Material for the task -
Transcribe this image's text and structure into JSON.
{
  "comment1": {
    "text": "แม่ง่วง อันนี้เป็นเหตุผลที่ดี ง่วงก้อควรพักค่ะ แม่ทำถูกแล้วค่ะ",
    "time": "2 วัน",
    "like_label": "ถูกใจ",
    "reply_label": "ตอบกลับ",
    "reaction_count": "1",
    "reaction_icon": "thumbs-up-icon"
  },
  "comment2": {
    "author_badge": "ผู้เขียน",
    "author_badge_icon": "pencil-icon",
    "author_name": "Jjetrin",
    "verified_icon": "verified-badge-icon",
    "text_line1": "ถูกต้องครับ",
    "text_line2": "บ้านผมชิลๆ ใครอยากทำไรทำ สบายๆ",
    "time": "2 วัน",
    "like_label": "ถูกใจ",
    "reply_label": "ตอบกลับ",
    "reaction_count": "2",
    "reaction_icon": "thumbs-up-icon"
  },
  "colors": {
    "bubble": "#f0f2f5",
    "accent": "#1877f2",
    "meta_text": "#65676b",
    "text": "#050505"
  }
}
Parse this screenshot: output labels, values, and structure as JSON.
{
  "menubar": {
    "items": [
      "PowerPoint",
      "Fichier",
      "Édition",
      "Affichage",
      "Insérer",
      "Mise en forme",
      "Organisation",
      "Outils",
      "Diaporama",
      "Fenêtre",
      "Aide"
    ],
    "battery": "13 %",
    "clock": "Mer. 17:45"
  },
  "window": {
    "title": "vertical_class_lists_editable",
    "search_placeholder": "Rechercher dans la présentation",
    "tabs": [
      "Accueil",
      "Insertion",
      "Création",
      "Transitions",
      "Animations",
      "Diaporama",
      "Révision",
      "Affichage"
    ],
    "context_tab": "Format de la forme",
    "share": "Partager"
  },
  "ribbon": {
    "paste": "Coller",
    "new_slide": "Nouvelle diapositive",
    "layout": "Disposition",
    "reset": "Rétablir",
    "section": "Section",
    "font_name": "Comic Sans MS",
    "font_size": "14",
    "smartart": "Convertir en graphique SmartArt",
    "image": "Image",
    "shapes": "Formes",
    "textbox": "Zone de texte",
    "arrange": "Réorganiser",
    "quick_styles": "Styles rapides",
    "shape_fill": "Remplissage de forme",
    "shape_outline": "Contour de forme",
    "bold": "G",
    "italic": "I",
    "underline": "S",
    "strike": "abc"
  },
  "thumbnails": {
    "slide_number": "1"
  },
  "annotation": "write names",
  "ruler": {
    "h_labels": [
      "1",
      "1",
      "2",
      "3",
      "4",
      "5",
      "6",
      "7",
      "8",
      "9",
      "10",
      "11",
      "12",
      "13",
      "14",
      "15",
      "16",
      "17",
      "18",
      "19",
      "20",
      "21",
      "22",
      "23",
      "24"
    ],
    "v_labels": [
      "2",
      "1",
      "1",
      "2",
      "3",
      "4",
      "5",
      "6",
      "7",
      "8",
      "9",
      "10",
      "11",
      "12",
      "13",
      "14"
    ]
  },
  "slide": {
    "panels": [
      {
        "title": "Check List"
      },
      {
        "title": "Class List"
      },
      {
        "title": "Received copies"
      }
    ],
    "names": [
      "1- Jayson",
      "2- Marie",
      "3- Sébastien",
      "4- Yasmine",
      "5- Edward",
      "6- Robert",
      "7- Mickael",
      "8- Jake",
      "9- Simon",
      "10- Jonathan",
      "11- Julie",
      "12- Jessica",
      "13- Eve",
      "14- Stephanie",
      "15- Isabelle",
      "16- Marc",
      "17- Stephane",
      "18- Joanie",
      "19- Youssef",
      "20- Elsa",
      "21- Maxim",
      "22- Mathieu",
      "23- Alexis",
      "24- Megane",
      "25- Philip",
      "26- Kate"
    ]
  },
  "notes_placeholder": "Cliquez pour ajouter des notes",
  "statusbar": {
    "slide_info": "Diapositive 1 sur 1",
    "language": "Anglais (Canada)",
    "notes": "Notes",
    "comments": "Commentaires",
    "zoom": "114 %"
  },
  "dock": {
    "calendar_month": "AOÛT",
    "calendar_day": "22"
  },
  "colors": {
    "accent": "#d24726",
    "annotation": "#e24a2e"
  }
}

Exercise details - Output each record precisely as given.

Answer for the task -
Transcribe this image's text and structure into JSON.
{
  "comment1": {
    "text": "แม่ง่วง อันนี้เป็นเหตุผลที่ดี ง่วงก้อควรพักค่ะ แม่ทำถูกแล้วค่ะ",
    "time": "2 วัน",
    "like_label": "ถูกใจ",
    "reply_label": "ตอบกลับ",
    "reaction_count": "1",
    "reaction_icon": "thumbs-up-icon"
  },
  "comment2": {
    "author_badge": "ผู้เขียน",
    "author_badge_icon": "pencil-icon",
    "author_name": "Jjetrin",
    "verified_icon": "verified-badge-icon",
    "text_line1": "ถูกต้องครับ",
    "text_line2": "บ้านผมชิลๆ ใครอยากทำไรทำ สบายๆ",
    "time": "2 วัน",
    "like_label": "ถูกใจ",
    "reply_label": "ตอบกลับ",
    "reaction_count": "2",
    "reaction_icon": "thumbs-up-icon"
  },
  "colors": {
    "bubble": "#f0f2f5",
    "accent": "#1877f2",
    "meta_text": "#65676b",
    "text": "#050505"
  }
}
Parse this screenshot: output labels, values, and structure as JSON.
{
  "menubar": {
    "items": [
      "PowerPoint",
      "Fichier",
      "Édition",
      "Affichage",
      "Insérer",
      "Mise en forme",
      "Organisation",
      "Outils",
      "Diaporama",
      "Fenêtre",
      "Aide"
    ],
    "battery": "13 %",
    "clock": "Mer. 17:45"
  },
  "window": {
    "title": "vertical_class_lists_editable",
    "search_placeholder": "Rechercher dans la présentation",
    "tabs": [
      "Accueil",
      "Insertion",
      "Création",
      "Transitions",
      "Animations",
      "Diaporama",
      "Révision",
      "Affichage"
    ],
    "context_tab": "Format de la forme",
    "share": "Partager"
  },
  "ribbon": {
    "paste": "Coller",
    "new_slide": "Nouvelle diapositive",
    "layout": "Disposition",
    "reset": "Rétablir",
    "section": "Section",
    "font_name": "Comic Sans MS",
    "font_size": "14",
    "smartart": "Convertir en graphique SmartArt",
    "image": "Image",
    "shapes": "Formes",
    "textbox": "Zone de texte",
    "arrange": "Réorganiser",
    "quick_styles": "Styles rapides",
    "shape_fill": "Remplissage de forme",
    "shape_outline": "Contour de forme",
    "bold": "G",
    "italic": "I",
    "underline": "S",
    "strike": "abc"
  },
  "thumbnails": {
    "slide_number": "1"
  },
  "annotation": "write names",
  "ruler": {
    "h_labels": [
      "1",
      "1",
      "2",
      "3",
      "4",
      "5",
      "6",
      "7",
      "8",
      "9",
      "10",
      "11",
      "12",
      "13",
      "14",
      "15",
      "16",
      "17",
      "18",
      "19",
      "20",
      "21",
      "22",
      "23",
      "24"
    ],
    "v_labels": [
      "2",
      "1",
      "1",
      "2",
      "3",
      "4",
      "5",
      "6",
      "7",
      "8",
      "9",
      "10",
      "11",
      "12",
      "13",
      "14"
    ]
  },
  "slide": {
    "panels": [
      {
        "title": "Check List"
      },
      {
        "title": "Class List"
      },
      {
        "title": "Received copies"
      }
    ],
    "names": [
      "1- Jayson",
      "2- Marie",
      "3- Sébastien",
      "4- Yasmine",
      "5- Edward",
      "6- Robert",
      "7- Mickael",
      "8- Jake",
      "9- Simon",
      "10- Jonathan",
      "11- Julie",
      "12- Jessica",
      "13- Eve",
      "14- Stephanie",
      "15- Isabelle",
      "16- Marc",
      "17- Stephane",
      "18- Joanie",
      "19- Youssef",
      "20- Elsa",
      "21- Maxim",
      "22- Mathieu",
      "23- Alexis",
      "24- Megane",
      "25- Philip",
      "26- Kate"
    ]
  },
  "notes_placeholder": "Cliquez pour ajouter des notes",
  "statusbar": {
    "slide_info": "Diapositive 1 sur 1",
    "language": "Anglais (Canada)",
    "notes": "Notes",
    "comments": "Commentaires",
    "zoom": "114 %"
  },
  "dock": {
    "calendar_month": "AOÛT",
    "calendar_day": "22"
  },
  "colors": {
    "accent": "#d24726",
    "annotation": "#e24a2e"
  }
}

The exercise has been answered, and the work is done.